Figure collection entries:

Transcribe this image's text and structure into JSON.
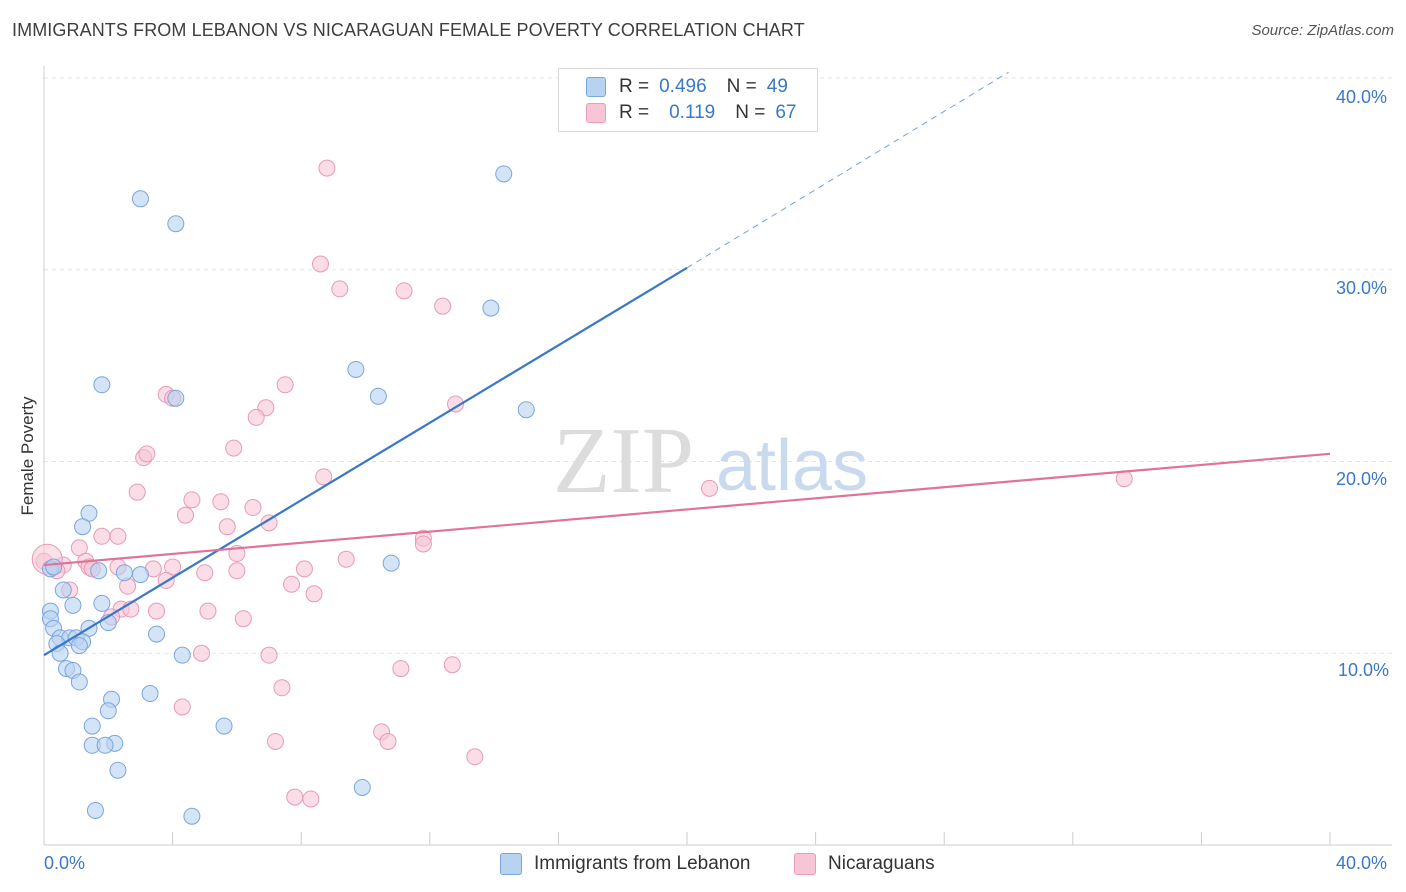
{
  "header": {
    "title": "IMMIGRANTS FROM LEBANON VS NICARAGUAN FEMALE POVERTY CORRELATION CHART",
    "source": "Source: ZipAtlas.com"
  },
  "watermark": {
    "zip": "ZIP",
    "atlas": "atlas"
  },
  "legend": {
    "rows": [
      {
        "r_label": "R =",
        "r_value": "0.496",
        "n_label": "N =",
        "n_value": "49"
      },
      {
        "r_label": "R =",
        "r_value": "0.119",
        "n_label": "N =",
        "n_value": "67"
      }
    ]
  },
  "colors": {
    "blue_fill": "#b8d2f2",
    "blue_stroke": "#7aa6dd",
    "blue_line": "#3a78c9",
    "pink_fill": "#f7c6d6",
    "pink_stroke": "#e99ab5",
    "pink_line": "#e0739b",
    "grid": "#e3e3e3",
    "tick_text": "#3a78c9"
  },
  "chart_data": {
    "type": "scatter",
    "title": "IMMIGRANTS FROM LEBANON VS NICARAGUAN FEMALE POVERTY CORRELATION CHART",
    "xlabel": "",
    "ylabel": "Female Poverty",
    "xlim": [
      0,
      40
    ],
    "ylim": [
      0,
      40
    ],
    "x_ticks": [
      "0.0%",
      "40.0%"
    ],
    "y_ticks": [
      "10.0%",
      "20.0%",
      "30.0%",
      "40.0%"
    ],
    "grid": true,
    "legend_position": "top-center",
    "series": [
      {
        "name": "Immigrants from Lebanon",
        "r": 0.496,
        "n": 49,
        "points": [
          [
            3.0,
            33.7
          ],
          [
            4.1,
            32.4
          ],
          [
            14.3,
            35.0
          ],
          [
            13.9,
            28.0
          ],
          [
            1.8,
            24.0
          ],
          [
            4.1,
            23.3
          ],
          [
            9.7,
            24.8
          ],
          [
            10.4,
            23.4
          ],
          [
            15.0,
            22.7
          ],
          [
            1.4,
            17.3
          ],
          [
            1.2,
            16.6
          ],
          [
            0.2,
            14.4
          ],
          [
            1.7,
            14.3
          ],
          [
            2.5,
            14.2
          ],
          [
            3.0,
            14.1
          ],
          [
            10.8,
            14.7
          ],
          [
            0.6,
            13.3
          ],
          [
            0.9,
            12.5
          ],
          [
            1.8,
            12.6
          ],
          [
            0.2,
            12.2
          ],
          [
            0.2,
            11.8
          ],
          [
            0.3,
            11.3
          ],
          [
            1.4,
            11.3
          ],
          [
            2.0,
            11.6
          ],
          [
            0.5,
            10.8
          ],
          [
            0.8,
            10.8
          ],
          [
            1.0,
            10.8
          ],
          [
            1.2,
            10.6
          ],
          [
            0.4,
            10.5
          ],
          [
            1.1,
            10.4
          ],
          [
            3.5,
            11.0
          ],
          [
            0.5,
            10.0
          ],
          [
            4.3,
            9.9
          ],
          [
            0.7,
            9.2
          ],
          [
            0.9,
            9.1
          ],
          [
            1.1,
            8.5
          ],
          [
            2.1,
            7.6
          ],
          [
            3.3,
            7.9
          ],
          [
            2.0,
            7.0
          ],
          [
            1.5,
            6.2
          ],
          [
            5.6,
            6.2
          ],
          [
            2.2,
            5.3
          ],
          [
            1.5,
            5.2
          ],
          [
            1.9,
            5.2
          ],
          [
            2.3,
            3.9
          ],
          [
            9.9,
            3.0
          ],
          [
            1.6,
            1.8
          ],
          [
            4.6,
            1.5
          ],
          [
            0.3,
            14.5
          ]
        ]
      },
      {
        "name": "Nicaraguans",
        "r": 0.119,
        "n": 67,
        "points": [
          [
            8.8,
            35.3
          ],
          [
            8.6,
            30.3
          ],
          [
            9.2,
            29.0
          ],
          [
            11.2,
            28.9
          ],
          [
            12.4,
            28.1
          ],
          [
            7.5,
            24.0
          ],
          [
            3.8,
            23.5
          ],
          [
            4.0,
            23.3
          ],
          [
            12.8,
            23.0
          ],
          [
            6.9,
            22.8
          ],
          [
            6.6,
            22.3
          ],
          [
            3.1,
            20.2
          ],
          [
            3.2,
            20.4
          ],
          [
            5.9,
            20.7
          ],
          [
            8.7,
            19.2
          ],
          [
            33.6,
            19.1
          ],
          [
            20.7,
            18.6
          ],
          [
            2.9,
            18.4
          ],
          [
            4.6,
            18.0
          ],
          [
            5.5,
            17.9
          ],
          [
            6.5,
            17.6
          ],
          [
            4.4,
            17.2
          ],
          [
            7.0,
            16.8
          ],
          [
            5.7,
            16.6
          ],
          [
            1.8,
            16.1
          ],
          [
            2.3,
            16.1
          ],
          [
            11.8,
            16.0
          ],
          [
            11.8,
            15.7
          ],
          [
            1.1,
            15.5
          ],
          [
            6.0,
            15.2
          ],
          [
            9.4,
            14.9
          ],
          [
            1.3,
            14.8
          ],
          [
            0.0,
            14.8
          ],
          [
            0.6,
            14.6
          ],
          [
            0.4,
            14.3
          ],
          [
            1.4,
            14.5
          ],
          [
            1.5,
            14.4
          ],
          [
            2.3,
            14.5
          ],
          [
            3.4,
            14.4
          ],
          [
            5.0,
            14.2
          ],
          [
            6.0,
            14.3
          ],
          [
            8.1,
            14.4
          ],
          [
            4.0,
            14.5
          ],
          [
            3.8,
            13.8
          ],
          [
            2.6,
            13.5
          ],
          [
            7.7,
            13.6
          ],
          [
            0.8,
            13.3
          ],
          [
            8.4,
            13.1
          ],
          [
            2.4,
            12.3
          ],
          [
            2.7,
            12.3
          ],
          [
            3.5,
            12.2
          ],
          [
            5.1,
            12.2
          ],
          [
            2.1,
            11.9
          ],
          [
            6.2,
            11.8
          ],
          [
            4.9,
            10.0
          ],
          [
            7.0,
            9.9
          ],
          [
            12.7,
            9.4
          ],
          [
            11.1,
            9.2
          ],
          [
            7.4,
            8.2
          ],
          [
            4.3,
            7.2
          ],
          [
            10.5,
            5.9
          ],
          [
            7.2,
            5.4
          ],
          [
            10.7,
            5.4
          ],
          [
            13.4,
            4.6
          ],
          [
            7.8,
            2.5
          ],
          [
            8.3,
            2.4
          ],
          [
            0.1,
            14.9
          ]
        ]
      }
    ],
    "trend_lines": [
      {
        "series": "Immigrants from Lebanon",
        "x0": 0.0,
        "y0": 9.9,
        "x1": 20.0,
        "y1": 30.1,
        "dashed_to_x": 30.0,
        "dashed_to_y": 40.3
      },
      {
        "series": "Nicaraguans",
        "x0": 0.0,
        "y0": 14.6,
        "x1": 40.0,
        "y1": 20.4
      }
    ]
  }
}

**What the exercise asks**
Leave the images out and output the remaining material exactly as it stands.

**Answer to the task**
Transcribe this image's text and structure into JSON.
{
  "header": {
    "title": "IMMIGRANTS FROM LEBANON VS NICARAGUAN FEMALE POVERTY CORRELATION CHART",
    "source": "Source: ZipAtlas.com"
  },
  "watermark": {
    "zip": "ZIP",
    "atlas": "atlas"
  },
  "legend": {
    "rows": [
      {
        "r_label": "R =",
        "r_value": "0.496",
        "n_label": "N =",
        "n_value": "49"
      },
      {
        "r_label": "R =",
        "r_value": "0.119",
        "n_label": "N =",
        "n_value": "67"
      }
    ]
  },
  "colors": {
    "blue_fill": "#b8d2f2",
    "blue_stroke": "#7aa6dd",
    "blue_line": "#3a78c9",
    "pink_fill": "#f7c6d6",
    "pink_stroke": "#e99ab5",
    "pink_line": "#e0739b",
    "grid": "#e3e3e3",
    "tick_text": "#3a78c9"
  },
  "chart_data": {
    "type": "scatter",
    "title": "IMMIGRANTS FROM LEBANON VS NICARAGUAN FEMALE POVERTY CORRELATION CHART",
    "xlabel": "",
    "ylabel": "Female Poverty",
    "xlim": [
      0,
      40
    ],
    "ylim": [
      0,
      40
    ],
    "x_ticks": [
      "0.0%",
      "40.0%"
    ],
    "y_ticks": [
      "10.0%",
      "20.0%",
      "30.0%",
      "40.0%"
    ],
    "grid": true,
    "legend_position": "top-center",
    "series": [
      {
        "name": "Immigrants from Lebanon",
        "r": 0.496,
        "n": 49,
        "points": [
          [
            3.0,
            33.7
          ],
          [
            4.1,
            32.4
          ],
          [
            14.3,
            35.0
          ],
          [
            13.9,
            28.0
          ],
          [
            1.8,
            24.0
          ],
          [
            4.1,
            23.3
          ],
          [
            9.7,
            24.8
          ],
          [
            10.4,
            23.4
          ],
          [
            15.0,
            22.7
          ],
          [
            1.4,
            17.3
          ],
          [
            1.2,
            16.6
          ],
          [
            0.2,
            14.4
          ],
          [
            1.7,
            14.3
          ],
          [
            2.5,
            14.2
          ],
          [
            3.0,
            14.1
          ],
          [
            10.8,
            14.7
          ],
          [
            0.6,
            13.3
          ],
          [
            0.9,
            12.5
          ],
          [
            1.8,
            12.6
          ],
          [
            0.2,
            12.2
          ],
          [
            0.2,
            11.8
          ],
          [
            0.3,
            11.3
          ],
          [
            1.4,
            11.3
          ],
          [
            2.0,
            11.6
          ],
          [
            0.5,
            10.8
          ],
          [
            0.8,
            10.8
          ],
          [
            1.0,
            10.8
          ],
          [
            1.2,
            10.6
          ],
          [
            0.4,
            10.5
          ],
          [
            1.1,
            10.4
          ],
          [
            3.5,
            11.0
          ],
          [
            0.5,
            10.0
          ],
          [
            4.3,
            9.9
          ],
          [
            0.7,
            9.2
          ],
          [
            0.9,
            9.1
          ],
          [
            1.1,
            8.5
          ],
          [
            2.1,
            7.6
          ],
          [
            3.3,
            7.9
          ],
          [
            2.0,
            7.0
          ],
          [
            1.5,
            6.2
          ],
          [
            5.6,
            6.2
          ],
          [
            2.2,
            5.3
          ],
          [
            1.5,
            5.2
          ],
          [
            1.9,
            5.2
          ],
          [
            2.3,
            3.9
          ],
          [
            9.9,
            3.0
          ],
          [
            1.6,
            1.8
          ],
          [
            4.6,
            1.5
          ],
          [
            0.3,
            14.5
          ]
        ]
      },
      {
        "name": "Nicaraguans",
        "r": 0.119,
        "n": 67,
        "points": [
          [
            8.8,
            35.3
          ],
          [
            8.6,
            30.3
          ],
          [
            9.2,
            29.0
          ],
          [
            11.2,
            28.9
          ],
          [
            12.4,
            28.1
          ],
          [
            7.5,
            24.0
          ],
          [
            3.8,
            23.5
          ],
          [
            4.0,
            23.3
          ],
          [
            12.8,
            23.0
          ],
          [
            6.9,
            22.8
          ],
          [
            6.6,
            22.3
          ],
          [
            3.1,
            20.2
          ],
          [
            3.2,
            20.4
          ],
          [
            5.9,
            20.7
          ],
          [
            8.7,
            19.2
          ],
          [
            33.6,
            19.1
          ],
          [
            20.7,
            18.6
          ],
          [
            2.9,
            18.4
          ],
          [
            4.6,
            18.0
          ],
          [
            5.5,
            17.9
          ],
          [
            6.5,
            17.6
          ],
          [
            4.4,
            17.2
          ],
          [
            7.0,
            16.8
          ],
          [
            5.7,
            16.6
          ],
          [
            1.8,
            16.1
          ],
          [
            2.3,
            16.1
          ],
          [
            11.8,
            16.0
          ],
          [
            11.8,
            15.7
          ],
          [
            1.1,
            15.5
          ],
          [
            6.0,
            15.2
          ],
          [
            9.4,
            14.9
          ],
          [
            1.3,
            14.8
          ],
          [
            0.0,
            14.8
          ],
          [
            0.6,
            14.6
          ],
          [
            0.4,
            14.3
          ],
          [
            1.4,
            14.5
          ],
          [
            1.5,
            14.4
          ],
          [
            2.3,
            14.5
          ],
          [
            3.4,
            14.4
          ],
          [
            5.0,
            14.2
          ],
          [
            6.0,
            14.3
          ],
          [
            8.1,
            14.4
          ],
          [
            4.0,
            14.5
          ],
          [
            3.8,
            13.8
          ],
          [
            2.6,
            13.5
          ],
          [
            7.7,
            13.6
          ],
          [
            0.8,
            13.3
          ],
          [
            8.4,
            13.1
          ],
          [
            2.4,
            12.3
          ],
          [
            2.7,
            12.3
          ],
          [
            3.5,
            12.2
          ],
          [
            5.1,
            12.2
          ],
          [
            2.1,
            11.9
          ],
          [
            6.2,
            11.8
          ],
          [
            4.9,
            10.0
          ],
          [
            7.0,
            9.9
          ],
          [
            12.7,
            9.4
          ],
          [
            11.1,
            9.2
          ],
          [
            7.4,
            8.2
          ],
          [
            4.3,
            7.2
          ],
          [
            10.5,
            5.9
          ],
          [
            7.2,
            5.4
          ],
          [
            10.7,
            5.4
          ],
          [
            13.4,
            4.6
          ],
          [
            7.8,
            2.5
          ],
          [
            8.3,
            2.4
          ],
          [
            0.1,
            14.9
          ]
        ]
      }
    ],
    "trend_lines": [
      {
        "series": "Immigrants from Lebanon",
        "x0": 0.0,
        "y0": 9.9,
        "x1": 20.0,
        "y1": 30.1,
        "dashed_to_x": 30.0,
        "dashed_to_y": 40.3
      },
      {
        "series": "Nicaraguans",
        "x0": 0.0,
        "y0": 14.6,
        "x1": 40.0,
        "y1": 20.4
      }
    ]
  }
}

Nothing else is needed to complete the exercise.